» What to produce
Could you write out the records below exactly as they appear?

» Given data

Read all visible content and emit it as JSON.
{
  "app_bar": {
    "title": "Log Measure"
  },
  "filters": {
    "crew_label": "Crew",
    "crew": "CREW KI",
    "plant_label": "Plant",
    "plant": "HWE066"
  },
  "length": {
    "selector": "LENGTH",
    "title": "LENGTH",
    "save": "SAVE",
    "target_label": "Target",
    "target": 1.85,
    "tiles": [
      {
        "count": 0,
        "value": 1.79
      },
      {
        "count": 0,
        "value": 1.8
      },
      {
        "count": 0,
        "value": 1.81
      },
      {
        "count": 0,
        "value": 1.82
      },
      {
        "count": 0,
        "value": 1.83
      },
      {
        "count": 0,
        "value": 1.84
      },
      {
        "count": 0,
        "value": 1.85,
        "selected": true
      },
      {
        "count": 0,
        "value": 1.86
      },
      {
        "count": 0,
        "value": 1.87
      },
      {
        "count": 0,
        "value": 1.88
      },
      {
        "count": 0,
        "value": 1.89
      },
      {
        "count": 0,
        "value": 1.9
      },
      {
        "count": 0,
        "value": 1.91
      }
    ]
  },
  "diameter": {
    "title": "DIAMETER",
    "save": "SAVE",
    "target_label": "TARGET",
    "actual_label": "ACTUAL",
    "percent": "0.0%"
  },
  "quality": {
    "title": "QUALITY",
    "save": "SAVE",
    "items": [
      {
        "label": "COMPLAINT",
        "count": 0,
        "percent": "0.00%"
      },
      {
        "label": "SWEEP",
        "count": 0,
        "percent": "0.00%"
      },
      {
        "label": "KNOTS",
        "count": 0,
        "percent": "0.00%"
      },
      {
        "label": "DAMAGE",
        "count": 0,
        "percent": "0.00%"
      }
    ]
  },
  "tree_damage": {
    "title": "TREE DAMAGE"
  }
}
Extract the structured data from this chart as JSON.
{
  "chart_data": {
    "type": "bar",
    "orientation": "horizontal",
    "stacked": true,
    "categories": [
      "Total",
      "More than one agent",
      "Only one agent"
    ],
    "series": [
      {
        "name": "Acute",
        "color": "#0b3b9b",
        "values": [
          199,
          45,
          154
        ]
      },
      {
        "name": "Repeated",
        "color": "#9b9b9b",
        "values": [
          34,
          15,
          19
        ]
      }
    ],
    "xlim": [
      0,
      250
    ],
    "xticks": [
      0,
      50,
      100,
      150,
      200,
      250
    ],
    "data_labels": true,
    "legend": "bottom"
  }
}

» Output of the exercise
Read all visible content and emit it as JSON.
{
  "app_bar": {
    "title": "Log Measure"
  },
  "filters": {
    "crew_label": "Crew",
    "crew": "CREW KI",
    "plant_label": "Plant",
    "plant": "HWE066"
  },
  "length": {
    "selector": "LENGTH",
    "title": "LENGTH",
    "save": "SAVE",
    "target_label": "Target",
    "target": 1.85,
    "tiles": [
      {
        "count": 0,
        "value": 1.79
      },
      {
        "count": 0,
        "value": 1.8
      },
      {
        "count": 0,
        "value": 1.81
      },
      {
        "count": 0,
        "value": 1.82
      },
      {
        "count": 0,
        "value": 1.83
      },
      {
        "count": 0,
        "value": 1.84
      },
      {
        "count": 0,
        "value": 1.85,
        "selected": true
      },
      {
        "count": 0,
        "value": 1.86
      },
      {
        "count": 0,
        "value": 1.87
      },
      {
        "count": 0,
        "value": 1.88
      },
      {
        "count": 0,
        "value": 1.89
      },
      {
        "count": 0,
        "value": 1.9
      },
      {
        "count": 0,
        "value": 1.91
      }
    ]
  },
  "diameter": {
    "title": "DIAMETER",
    "save": "SAVE",
    "target_label": "TARGET",
    "actual_label": "ACTUAL",
    "percent": "0.0%"
  },
  "quality": {
    "title": "QUALITY",
    "save": "SAVE",
    "items": [
      {
        "label": "COMPLAINT",
        "count": 0,
        "percent": "0.00%"
      },
      {
        "label": "SWEEP",
        "count": 0,
        "percent": "0.00%"
      },
      {
        "label": "KNOTS",
        "count": 0,
        "percent": "0.00%"
      },
      {
        "label": "DAMAGE",
        "count": 0,
        "percent": "0.00%"
      }
    ]
  },
  "tree_damage": {
    "title": "TREE DAMAGE"
  }
}
Extract the structured data from this chart as JSON.
{
  "chart_data": {
    "type": "bar",
    "orientation": "horizontal",
    "stacked": true,
    "categories": [
      "Total",
      "More than one agent",
      "Only one agent"
    ],
    "series": [
      {
        "name": "Acute",
        "color": "#0b3b9b",
        "values": [
          199,
          45,
          154
        ]
      },
      {
        "name": "Repeated",
        "color": "#9b9b9b",
        "values": [
          34,
          15,
          19
        ]
      }
    ],
    "xlim": [
      0,
      250
    ],
    "xticks": [
      0,
      50,
      100,
      150,
      200,
      250
    ],
    "data_labels": true,
    "legend": "bottom"
  }
}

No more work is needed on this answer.